Exercise directions: Output every entry exactly as written, skipping any pictures.

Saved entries
·····

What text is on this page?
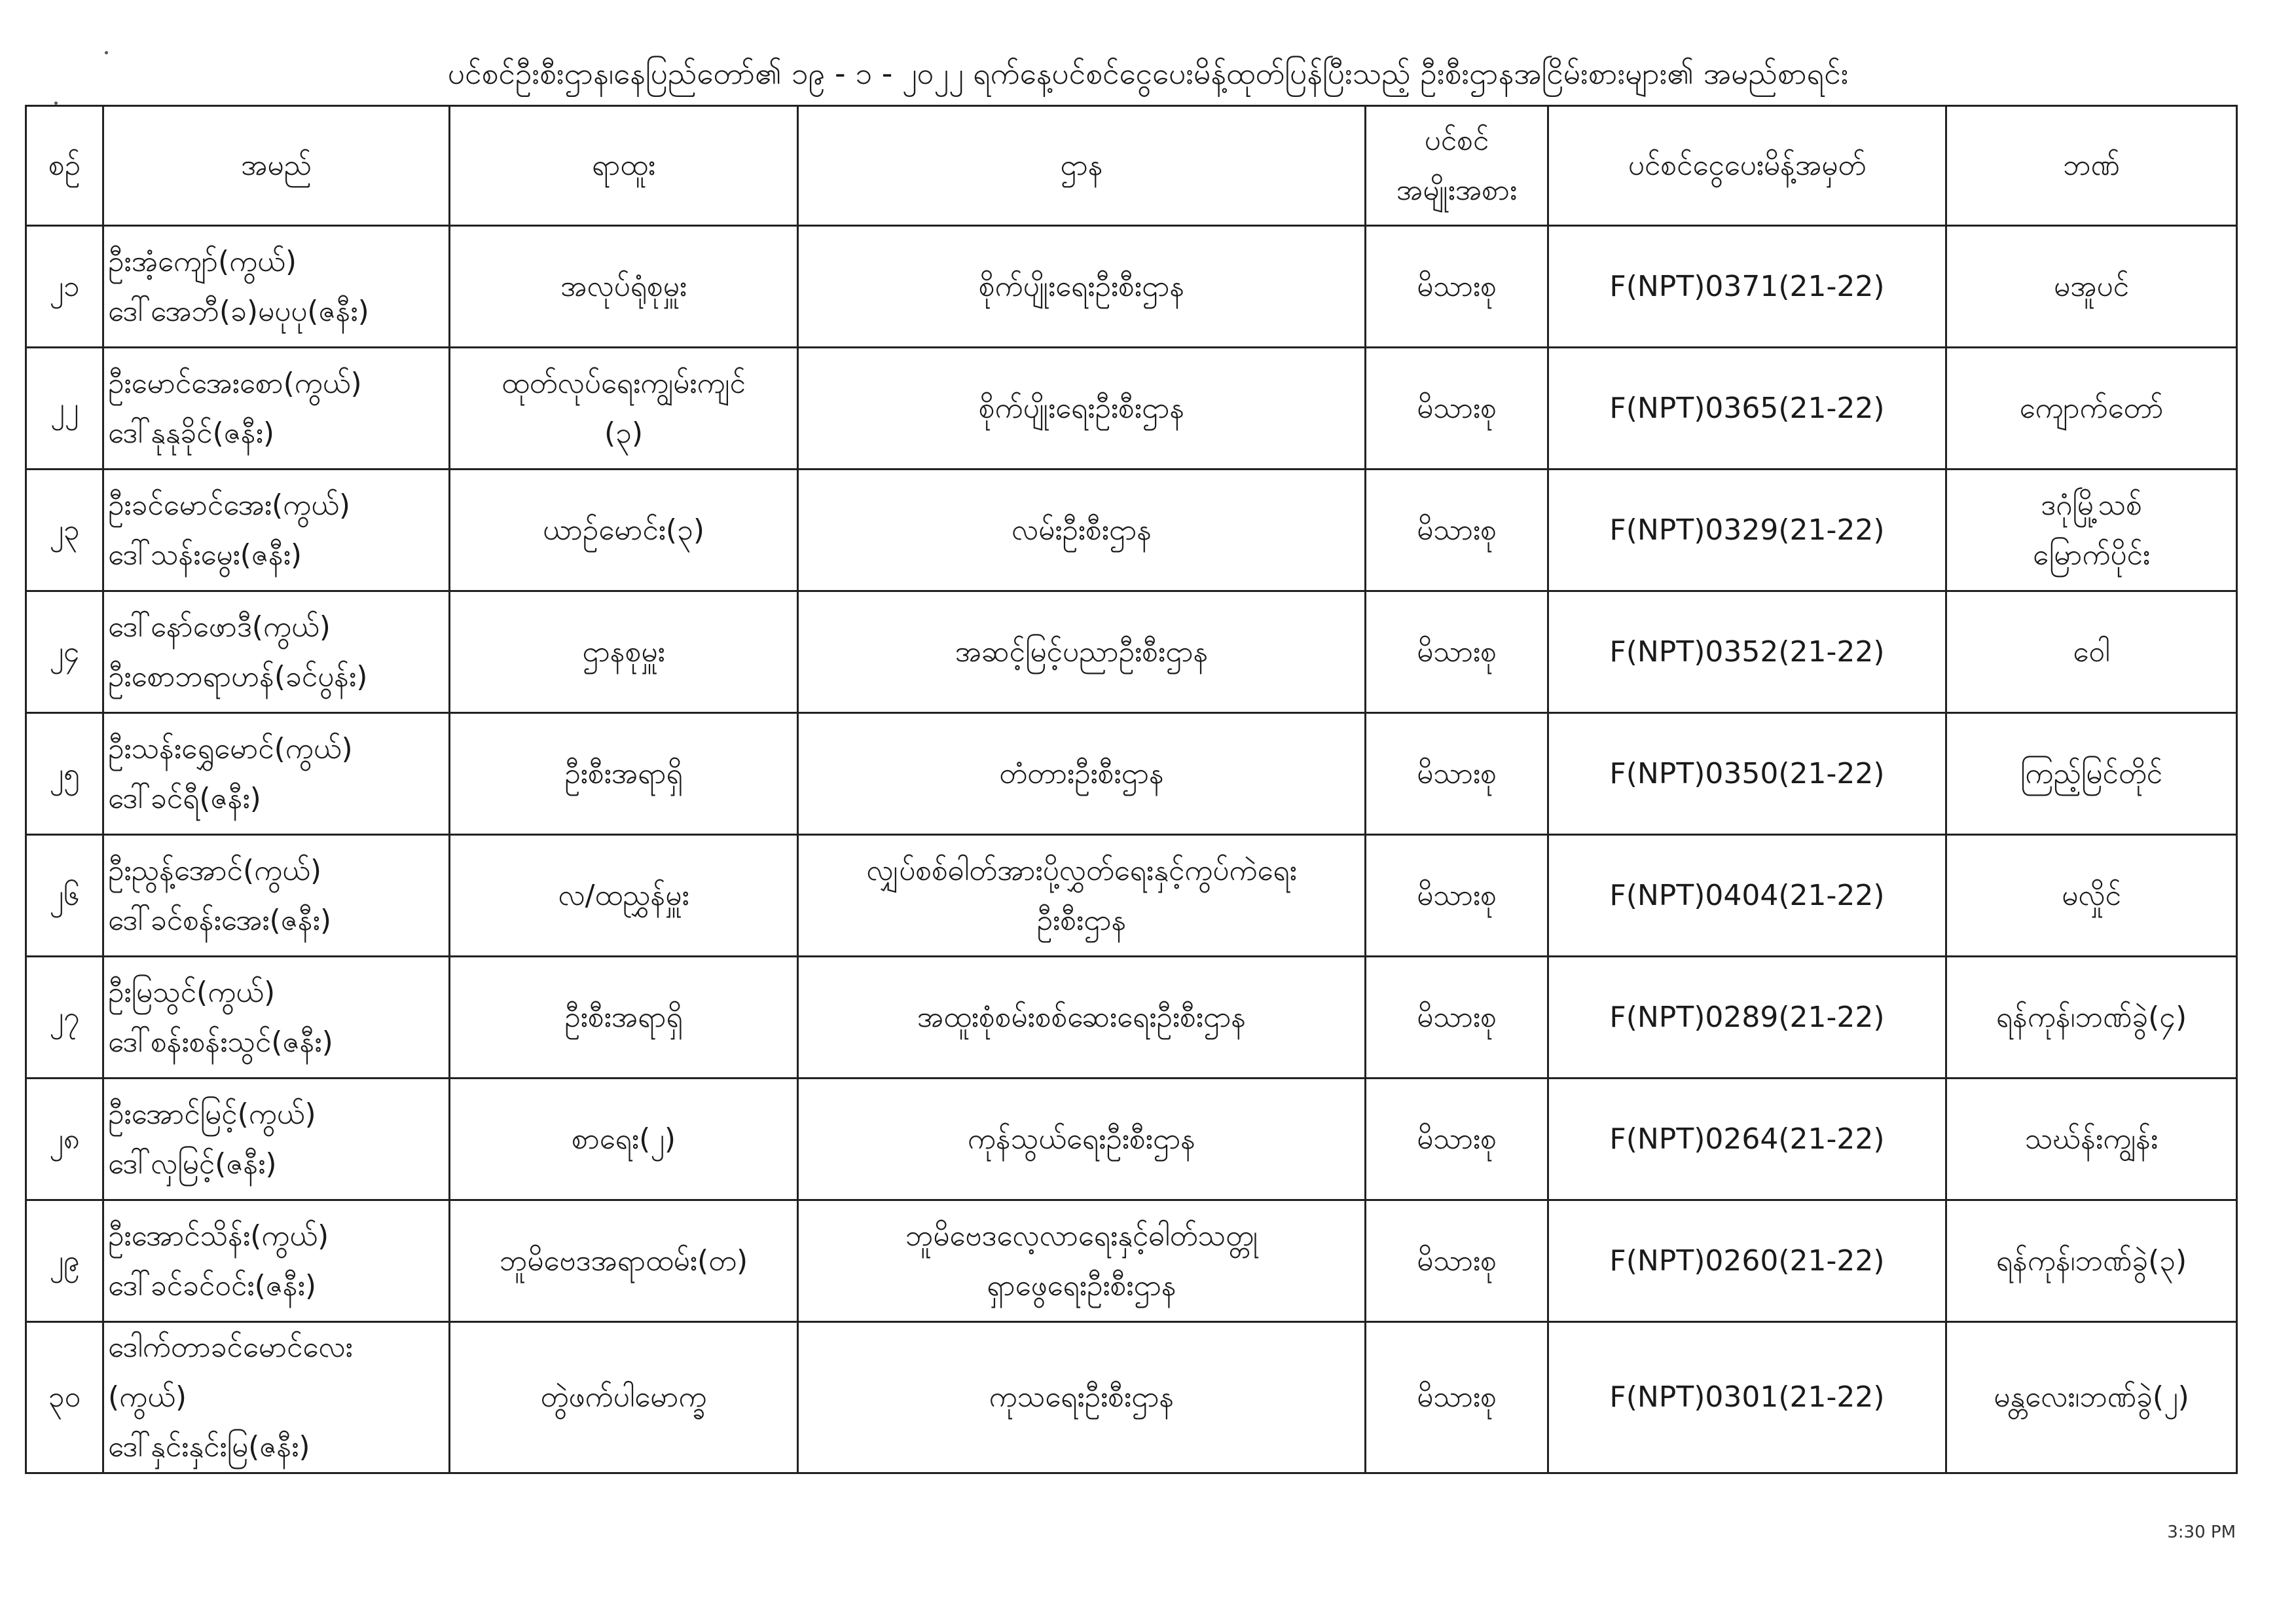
ပင်စင်ဦးစီးဌာန၊နေပြည်တော်၏ ၁၉ - ၁ - ၂၀၂၂ ရက်နေ့ပင်စင်ငွေပေးမိန့်ထုတ်ပြန်ပြီးသည့် ဦးစီးဌာနအငြိမ်းစားများ၏ အမည်စာရင်း
စဉ်	အမည်	ရာထူး	ဌာန	ပင်စင်
အမျိုးအစား	ပင်စင်ငွေပေးမိန့်အမှတ်	ဘဏ်
၂၁	ဦးအံ့ကျော်(ကွယ်)
ဒေါ်အေဘီ(ခ)မပုပု(ဇနီး)	အလုပ်ရုံစုမှူး	စိုက်ပျိုးရေးဦးစီးဌာန	မိသားစု	F(NPT)0371(21-22)	မအူပင်

၂၂	ဦးမောင်အေးစော(ကွယ်)
ဒေါ်နုနုခိုင်(ဇနီး)	ထုတ်လုပ်ရေးကျွမ်းကျင်
(၃)	စိုက်ပျိုးရေးဦးစီးဌာန	မိသားစု	F(NPT)0365(21-22)	ကျောက်တော်

၂၃	ဦးခင်မောင်အေး(ကွယ်)
ဒေါ်သန်းမွေး(ဇနီး)	ယာဉ်မောင်း(၃)	လမ်းဦးစီးဌာန	မိသားစု	F(NPT)0329(21-22)	ဒဂုံမြို့သစ်
မြောက်ပိုင်း

၂၄	ဒေါ်နော်ဖောဒီ(ကွယ်)
ဦးစောဘရာဟန်(ခင်ပွန်း)	ဌာနစုမှူး	အဆင့်မြင့်ပညာဦးစီးဌာန	မိသားစု	F(NPT)0352(21-22)	ဝေါ

၂၅	ဦးသန်းရွှေမောင်(ကွယ်)
ဒေါ်ခင်ရီ(ဇနီး)	ဦးစီးအရာရှိ	တံတားဦးစီးဌာန	မိသားစု	F(NPT)0350(21-22)	ကြည့်မြင်တိုင်

၂၆	ဦးညွန့်အောင်(ကွယ်)
ဒေါ်ခင်စန်းအေး(ဇနီး)	လ/ထညွှန်မှူး	လျှပ်စစ်ဓါတ်အားပို့လွှတ်ရေးနှင့်ကွပ်ကဲရေး
ဦးစီးဌာန	မိသားစု	F(NPT)0404(21-22)	မလှိုင်

၂၇	ဦးမြသွင်(ကွယ်)
ဒေါ်စန်းစန်းသွင်(ဇနီး)	ဦးစီးအရာရှိ	အထူးစုံစမ်းစစ်ဆေးရေးဦးစီးဌာန	မိသားစု	F(NPT)0289(21-22)	ရန်ကုန်၊ဘဏ်ခွဲ(၄)

၂၈	ဦးအောင်မြင့်(ကွယ်)
ဒေါ်လှမြင့်(ဇနီး)	စာရေး(၂)	ကုန်သွယ်ရေးဦးစီးဌာန	မိသားစု	F(NPT)0264(21-22)	သဃ်န်းကျွန်း

၂၉	ဦးအောင်သိန်း(ကွယ်)
ဒေါ်ခင်ခင်ဝင်း(ဇနီး)	ဘူမိဗေဒအရာထမ်း(တ)	ဘူမိဗေဒလေ့လာရေးနှင့်ဓါတ်သတ္တု
ရှာဖွေရေးဦးစီးဌာန	မိသားစု	F(NPT)0260(21-22)	ရန်ကုန်၊ဘဏ်ခွဲ(၃)

၃၀	ဒေါက်တာခင်မောင်လေး
(ကွယ်)
ဒေါ်နှင်းနှင်းမြ(ဇနီး)	တွဲဖက်ပါမောက္ခ	ကုသရေးဦးစီးဌာန	မိသားစု	F(NPT)0301(21-22)	မန္တလေး၊ဘဏ်ခွဲ(၂)
3:30 PM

·····

Task output:
What text is on this page?
ပင်စင်ဦးစီးဌာန၊နေပြည်တော်၏ ၁၉ - ၁ - ၂၀၂၂ ရက်နေ့ပင်စင်ငွေပေးမိန့်ထုတ်ပြန်ပြီးသည့် ဦးစီးဌာနအငြိမ်းစားများ၏ အမည်စာရင်း
စဉ်	အမည်	ရာထူး	ဌာန	ပင်စင်
အမျိုးအစား	ပင်စင်ငွေပေးမိန့်အမှတ်	ဘဏ်
၂၁	ဦးအံ့ကျော်(ကွယ်)
ဒေါ်အေဘီ(ခ)မပုပု(ဇနီး)	အလုပ်ရုံစုမှူး	စိုက်ပျိုးရေးဦးစီးဌာန	မိသားစု	F(NPT)0371(21-22)	မအူပင်

၂၂	ဦးမောင်အေးစော(ကွယ်)
ဒေါ်နုနုခိုင်(ဇနီး)	ထုတ်လုပ်ရေးကျွမ်းကျင်
(၃)	စိုက်ပျိုးရေးဦးစီးဌာန	မိသားစု	F(NPT)0365(21-22)	ကျောက်တော်

၂၃	ဦးခင်မောင်အေး(ကွယ်)
ဒေါ်သန်းမွေး(ဇနီး)	ယာဉ်မောင်း(၃)	လမ်းဦးစီးဌာန	မိသားစု	F(NPT)0329(21-22)	ဒဂုံမြို့သစ်
မြောက်ပိုင်း

၂၄	ဒေါ်နော်ဖောဒီ(ကွယ်)
ဦးစောဘရာဟန်(ခင်ပွန်း)	ဌာနစုမှူး	အဆင့်မြင့်ပညာဦးစီးဌာန	မိသားစု	F(NPT)0352(21-22)	ဝေါ

၂၅	ဦးသန်းရွှေမောင်(ကွယ်)
ဒေါ်ခင်ရီ(ဇနီး)	ဦးစီးအရာရှိ	တံတားဦးစီးဌာန	မိသားစု	F(NPT)0350(21-22)	ကြည့်မြင်တိုင်

၂၆	ဦးညွန့်အောင်(ကွယ်)
ဒေါ်ခင်စန်းအေး(ဇနီး)	လ/ထညွှန်မှူး	လျှပ်စစ်ဓါတ်အားပို့လွှတ်ရေးနှင့်ကွပ်ကဲရေး
ဦးစီးဌာန	မိသားစု	F(NPT)0404(21-22)	မလှိုင်

၂၇	ဦးမြသွင်(ကွယ်)
ဒေါ်စန်းစန်းသွင်(ဇနီး)	ဦးစီးအရာရှိ	အထူးစုံစမ်းစစ်ဆေးရေးဦးစီးဌာန	မိသားစု	F(NPT)0289(21-22)	ရန်ကုန်၊ဘဏ်ခွဲ(၄)

၂၈	ဦးအောင်မြင့်(ကွယ်)
ဒေါ်လှမြင့်(ဇနီး)	စာရေး(၂)	ကုန်သွယ်ရေးဦးစီးဌာန	မိသားစု	F(NPT)0264(21-22)	သဃ်န်းကျွန်း

၂၉	ဦးအောင်သိန်း(ကွယ်)
ဒေါ်ခင်ခင်ဝင်း(ဇနီး)	ဘူမိဗေဒအရာထမ်း(တ)	ဘူမိဗေဒလေ့လာရေးနှင့်ဓါတ်သတ္တု
ရှာဖွေရေးဦးစီးဌာန	မိသားစု	F(NPT)0260(21-22)	ရန်ကုန်၊ဘဏ်ခွဲ(၃)

၃၀	ဒေါက်တာခင်မောင်လေး
(ကွယ်)
ဒေါ်နှင်းနှင်းမြ(ဇနီး)	တွဲဖက်ပါမောက္ခ	ကုသရေးဦးစီးဌာန	မိသားစု	F(NPT)0301(21-22)	မန္တလေး၊ဘဏ်ခွဲ(၂)
3:30 PM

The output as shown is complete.